**ENTRIES SUPPLIED**
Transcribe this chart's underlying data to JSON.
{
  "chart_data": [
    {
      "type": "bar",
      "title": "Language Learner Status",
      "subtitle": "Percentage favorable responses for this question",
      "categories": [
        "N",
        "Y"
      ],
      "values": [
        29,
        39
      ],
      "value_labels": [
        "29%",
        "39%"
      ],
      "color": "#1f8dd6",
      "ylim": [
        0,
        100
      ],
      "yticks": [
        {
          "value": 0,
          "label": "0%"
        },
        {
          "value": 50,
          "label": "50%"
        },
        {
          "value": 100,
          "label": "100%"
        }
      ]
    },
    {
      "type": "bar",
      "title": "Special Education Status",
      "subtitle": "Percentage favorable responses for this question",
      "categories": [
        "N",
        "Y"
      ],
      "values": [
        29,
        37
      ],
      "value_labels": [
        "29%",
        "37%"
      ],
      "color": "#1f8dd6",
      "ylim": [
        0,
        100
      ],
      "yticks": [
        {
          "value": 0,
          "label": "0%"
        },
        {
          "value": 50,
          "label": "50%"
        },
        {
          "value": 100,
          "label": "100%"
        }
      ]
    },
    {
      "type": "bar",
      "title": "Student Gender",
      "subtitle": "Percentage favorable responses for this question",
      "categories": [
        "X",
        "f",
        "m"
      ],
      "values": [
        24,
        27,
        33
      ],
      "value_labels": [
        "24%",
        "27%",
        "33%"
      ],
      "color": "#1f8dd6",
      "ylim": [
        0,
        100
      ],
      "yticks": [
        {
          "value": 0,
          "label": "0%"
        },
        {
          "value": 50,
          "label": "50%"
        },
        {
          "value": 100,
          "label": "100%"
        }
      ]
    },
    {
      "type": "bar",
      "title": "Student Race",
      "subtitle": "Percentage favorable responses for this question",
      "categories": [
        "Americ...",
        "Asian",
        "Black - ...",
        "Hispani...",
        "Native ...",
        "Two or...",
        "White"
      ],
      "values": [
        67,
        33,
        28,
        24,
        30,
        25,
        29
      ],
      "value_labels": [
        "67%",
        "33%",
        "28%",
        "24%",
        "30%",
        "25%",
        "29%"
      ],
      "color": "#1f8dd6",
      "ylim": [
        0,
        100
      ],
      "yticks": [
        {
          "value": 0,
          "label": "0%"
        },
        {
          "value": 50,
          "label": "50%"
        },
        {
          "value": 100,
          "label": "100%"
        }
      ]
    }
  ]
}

**WRITTEN PROBLEM**
Provide only the number of lines in the entries that hold the word "Student".

**IN RESPONSE**
2